## YOUR INSTRUCTIONS
The records are to be restated in their entirety, word for word.

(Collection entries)
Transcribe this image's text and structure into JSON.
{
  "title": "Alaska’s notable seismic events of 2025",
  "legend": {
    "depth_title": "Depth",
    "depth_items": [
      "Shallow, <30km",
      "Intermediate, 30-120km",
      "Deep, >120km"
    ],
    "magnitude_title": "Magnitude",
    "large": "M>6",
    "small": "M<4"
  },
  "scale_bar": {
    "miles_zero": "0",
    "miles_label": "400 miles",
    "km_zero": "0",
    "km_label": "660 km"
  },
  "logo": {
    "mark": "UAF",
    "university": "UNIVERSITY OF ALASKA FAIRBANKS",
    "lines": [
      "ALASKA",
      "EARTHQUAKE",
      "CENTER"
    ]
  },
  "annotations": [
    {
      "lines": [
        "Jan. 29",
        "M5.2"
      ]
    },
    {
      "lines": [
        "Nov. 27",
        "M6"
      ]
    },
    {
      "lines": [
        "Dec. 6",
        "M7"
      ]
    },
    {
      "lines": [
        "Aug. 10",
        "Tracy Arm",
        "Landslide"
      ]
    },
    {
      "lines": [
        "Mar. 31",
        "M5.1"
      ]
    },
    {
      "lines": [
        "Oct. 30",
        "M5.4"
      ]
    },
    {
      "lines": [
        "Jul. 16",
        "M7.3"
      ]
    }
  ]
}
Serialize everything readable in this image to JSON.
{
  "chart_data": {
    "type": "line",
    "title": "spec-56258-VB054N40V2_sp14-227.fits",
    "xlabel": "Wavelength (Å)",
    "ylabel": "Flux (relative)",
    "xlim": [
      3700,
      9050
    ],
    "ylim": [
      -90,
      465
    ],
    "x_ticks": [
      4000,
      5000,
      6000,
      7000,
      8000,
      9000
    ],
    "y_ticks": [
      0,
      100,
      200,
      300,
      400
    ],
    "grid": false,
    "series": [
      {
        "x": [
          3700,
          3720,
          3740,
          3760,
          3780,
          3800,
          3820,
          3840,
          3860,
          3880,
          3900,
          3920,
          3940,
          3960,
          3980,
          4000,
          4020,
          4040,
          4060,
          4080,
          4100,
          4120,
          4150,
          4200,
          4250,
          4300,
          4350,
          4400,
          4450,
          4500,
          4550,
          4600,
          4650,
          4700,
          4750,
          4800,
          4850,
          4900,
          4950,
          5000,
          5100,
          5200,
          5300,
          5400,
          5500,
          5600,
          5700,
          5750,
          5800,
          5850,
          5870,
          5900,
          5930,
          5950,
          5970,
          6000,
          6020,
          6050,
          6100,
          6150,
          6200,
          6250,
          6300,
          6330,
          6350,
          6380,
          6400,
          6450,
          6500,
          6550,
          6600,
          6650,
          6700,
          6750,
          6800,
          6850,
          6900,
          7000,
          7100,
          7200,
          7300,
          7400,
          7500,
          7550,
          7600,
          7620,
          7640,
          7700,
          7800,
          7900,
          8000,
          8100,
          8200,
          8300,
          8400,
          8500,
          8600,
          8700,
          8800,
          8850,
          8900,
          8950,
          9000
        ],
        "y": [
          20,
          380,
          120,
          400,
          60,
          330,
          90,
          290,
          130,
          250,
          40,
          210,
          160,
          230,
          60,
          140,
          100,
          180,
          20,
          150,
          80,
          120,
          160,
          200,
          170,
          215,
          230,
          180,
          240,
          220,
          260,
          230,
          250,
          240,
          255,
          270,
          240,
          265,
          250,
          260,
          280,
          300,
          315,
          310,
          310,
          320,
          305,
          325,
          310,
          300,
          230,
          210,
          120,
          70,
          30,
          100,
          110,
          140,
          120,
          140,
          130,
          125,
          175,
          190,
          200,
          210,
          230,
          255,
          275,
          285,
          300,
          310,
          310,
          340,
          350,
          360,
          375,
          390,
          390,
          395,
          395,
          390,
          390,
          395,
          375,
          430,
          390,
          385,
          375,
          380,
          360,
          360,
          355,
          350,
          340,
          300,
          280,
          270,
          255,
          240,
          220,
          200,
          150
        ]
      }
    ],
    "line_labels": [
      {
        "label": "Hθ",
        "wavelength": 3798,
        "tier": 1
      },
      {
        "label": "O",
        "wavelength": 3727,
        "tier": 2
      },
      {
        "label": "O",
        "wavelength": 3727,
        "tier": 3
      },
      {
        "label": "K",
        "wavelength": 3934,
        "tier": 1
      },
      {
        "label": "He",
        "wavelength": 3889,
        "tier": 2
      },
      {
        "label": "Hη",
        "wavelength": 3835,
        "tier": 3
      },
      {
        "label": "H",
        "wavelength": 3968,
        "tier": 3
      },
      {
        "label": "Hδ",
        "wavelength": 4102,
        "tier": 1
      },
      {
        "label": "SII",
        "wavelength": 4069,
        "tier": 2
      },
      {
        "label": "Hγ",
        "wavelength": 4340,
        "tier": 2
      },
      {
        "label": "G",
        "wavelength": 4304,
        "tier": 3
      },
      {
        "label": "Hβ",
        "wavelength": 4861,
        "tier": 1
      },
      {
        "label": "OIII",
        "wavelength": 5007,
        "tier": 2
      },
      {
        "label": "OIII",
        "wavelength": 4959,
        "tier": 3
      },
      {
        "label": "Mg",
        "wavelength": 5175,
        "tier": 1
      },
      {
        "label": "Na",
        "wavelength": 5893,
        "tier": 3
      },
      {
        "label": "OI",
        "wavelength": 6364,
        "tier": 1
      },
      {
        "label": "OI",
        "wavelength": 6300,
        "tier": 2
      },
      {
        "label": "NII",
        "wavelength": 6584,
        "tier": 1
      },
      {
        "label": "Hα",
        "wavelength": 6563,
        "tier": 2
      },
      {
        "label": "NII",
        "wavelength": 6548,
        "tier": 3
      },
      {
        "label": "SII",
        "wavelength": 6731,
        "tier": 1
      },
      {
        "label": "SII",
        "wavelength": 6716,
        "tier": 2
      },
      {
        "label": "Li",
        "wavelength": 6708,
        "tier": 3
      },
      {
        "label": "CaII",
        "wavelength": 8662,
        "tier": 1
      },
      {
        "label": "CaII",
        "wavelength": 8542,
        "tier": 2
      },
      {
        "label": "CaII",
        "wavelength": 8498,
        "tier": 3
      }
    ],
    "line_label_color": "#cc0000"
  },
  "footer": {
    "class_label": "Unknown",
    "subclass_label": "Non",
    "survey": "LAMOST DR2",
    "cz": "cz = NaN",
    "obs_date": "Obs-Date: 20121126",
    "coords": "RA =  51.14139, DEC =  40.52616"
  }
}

## FULL OUTPUT
Transcribe this image's text and structure into JSON.
{
  "title": "Alaska’s notable seismic events of 2025",
  "legend": {
    "depth_title": "Depth",
    "depth_items": [
      "Shallow, <30km",
      "Intermediate, 30-120km",
      "Deep, >120km"
    ],
    "magnitude_title": "Magnitude",
    "large": "M>6",
    "small": "M<4"
  },
  "scale_bar": {
    "miles_zero": "0",
    "miles_label": "400 miles",
    "km_zero": "0",
    "km_label": "660 km"
  },
  "logo": {
    "mark": "UAF",
    "university": "UNIVERSITY OF ALASKA FAIRBANKS",
    "lines": [
      "ALASKA",
      "EARTHQUAKE",
      "CENTER"
    ]
  },
  "annotations": [
    {
      "lines": [
        "Jan. 29",
        "M5.2"
      ]
    },
    {
      "lines": [
        "Nov. 27",
        "M6"
      ]
    },
    {
      "lines": [
        "Dec. 6",
        "M7"
      ]
    },
    {
      "lines": [
        "Aug. 10",
        "Tracy Arm",
        "Landslide"
      ]
    },
    {
      "lines": [
        "Mar. 31",
        "M5.1"
      ]
    },
    {
      "lines": [
        "Oct. 30",
        "M5.4"
      ]
    },
    {
      "lines": [
        "Jul. 16",
        "M7.3"
      ]
    }
  ]
}
Serialize everything readable in this image to JSON.
{
  "chart_data": {
    "type": "line",
    "title": "spec-56258-VB054N40V2_sp14-227.fits",
    "xlabel": "Wavelength (Å)",
    "ylabel": "Flux (relative)",
    "xlim": [
      3700,
      9050
    ],
    "ylim": [
      -90,
      465
    ],
    "x_ticks": [
      4000,
      5000,
      6000,
      7000,
      8000,
      9000
    ],
    "y_ticks": [
      0,
      100,
      200,
      300,
      400
    ],
    "grid": false,
    "series": [
      {
        "x": [
          3700,
          3720,
          3740,
          3760,
          3780,
          3800,
          3820,
          3840,
          3860,
          3880,
          3900,
          3920,
          3940,
          3960,
          3980,
          4000,
          4020,
          4040,
          4060,
          4080,
          4100,
          4120,
          4150,
          4200,
          4250,
          4300,
          4350,
          4400,
          4450,
          4500,
          4550,
          4600,
          4650,
          4700,
          4750,
          4800,
          4850,
          4900,
          4950,
          5000,
          5100,
          5200,
          5300,
          5400,
          5500,
          5600,
          5700,
          5750,
          5800,
          5850,
          5870,
          5900,
          5930,
          5950,
          5970,
          6000,
          6020,
          6050,
          6100,
          6150,
          6200,
          6250,
          6300,
          6330,
          6350,
          6380,
          6400,
          6450,
          6500,
          6550,
          6600,
          6650,
          6700,
          6750,
          6800,
          6850,
          6900,
          7000,
          7100,
          7200,
          7300,
          7400,
          7500,
          7550,
          7600,
          7620,
          7640,
          7700,
          7800,
          7900,
          8000,
          8100,
          8200,
          8300,
          8400,
          8500,
          8600,
          8700,
          8800,
          8850,
          8900,
          8950,
          9000
        ],
        "y": [
          20,
          380,
          120,
          400,
          60,
          330,
          90,
          290,
          130,
          250,
          40,
          210,
          160,
          230,
          60,
          140,
          100,
          180,
          20,
          150,
          80,
          120,
          160,
          200,
          170,
          215,
          230,
          180,
          240,
          220,
          260,
          230,
          250,
          240,
          255,
          270,
          240,
          265,
          250,
          260,
          280,
          300,
          315,
          310,
          310,
          320,
          305,
          325,
          310,
          300,
          230,
          210,
          120,
          70,
          30,
          100,
          110,
          140,
          120,
          140,
          130,
          125,
          175,
          190,
          200,
          210,
          230,
          255,
          275,
          285,
          300,
          310,
          310,
          340,
          350,
          360,
          375,
          390,
          390,
          395,
          395,
          390,
          390,
          395,
          375,
          430,
          390,
          385,
          375,
          380,
          360,
          360,
          355,
          350,
          340,
          300,
          280,
          270,
          255,
          240,
          220,
          200,
          150
        ]
      }
    ],
    "line_labels": [
      {
        "label": "Hθ",
        "wavelength": 3798,
        "tier": 1
      },
      {
        "label": "O",
        "wavelength": 3727,
        "tier": 2
      },
      {
        "label": "O",
        "wavelength": 3727,
        "tier": 3
      },
      {
        "label": "K",
        "wavelength": 3934,
        "tier": 1
      },
      {
        "label": "He",
        "wavelength": 3889,
        "tier": 2
      },
      {
        "label": "Hη",
        "wavelength": 3835,
        "tier": 3
      },
      {
        "label": "H",
        "wavelength": 3968,
        "tier": 3
      },
      {
        "label": "Hδ",
        "wavelength": 4102,
        "tier": 1
      },
      {
        "label": "SII",
        "wavelength": 4069,
        "tier": 2
      },
      {
        "label": "Hγ",
        "wavelength": 4340,
        "tier": 2
      },
      {
        "label": "G",
        "wavelength": 4304,
        "tier": 3
      },
      {
        "label": "Hβ",
        "wavelength": 4861,
        "tier": 1
      },
      {
        "label": "OIII",
        "wavelength": 5007,
        "tier": 2
      },
      {
        "label": "OIII",
        "wavelength": 4959,
        "tier": 3
      },
      {
        "label": "Mg",
        "wavelength": 5175,
        "tier": 1
      },
      {
        "label": "Na",
        "wavelength": 5893,
        "tier": 3
      },
      {
        "label": "OI",
        "wavelength": 6364,
        "tier": 1
      },
      {
        "label": "OI",
        "wavelength": 6300,
        "tier": 2
      },
      {
        "label": "NII",
        "wavelength": 6584,
        "tier": 1
      },
      {
        "label": "Hα",
        "wavelength": 6563,
        "tier": 2
      },
      {
        "label": "NII",
        "wavelength": 6548,
        "tier": 3
      },
      {
        "label": "SII",
        "wavelength": 6731,
        "tier": 1
      },
      {
        "label": "SII",
        "wavelength": 6716,
        "tier": 2
      },
      {
        "label": "Li",
        "wavelength": 6708,
        "tier": 3
      },
      {
        "label": "CaII",
        "wavelength": 8662,
        "tier": 1
      },
      {
        "label": "CaII",
        "wavelength": 8542,
        "tier": 2
      },
      {
        "label": "CaII",
        "wavelength": 8498,
        "tier": 3
      }
    ],
    "line_label_color": "#cc0000"
  },
  "footer": {
    "class_label": "Unknown",
    "subclass_label": "Non",
    "survey": "LAMOST DR2",
    "cz": "cz = NaN",
    "obs_date": "Obs-Date: 20121126",
    "coords": "RA =  51.14139, DEC =  40.52616"
  }
}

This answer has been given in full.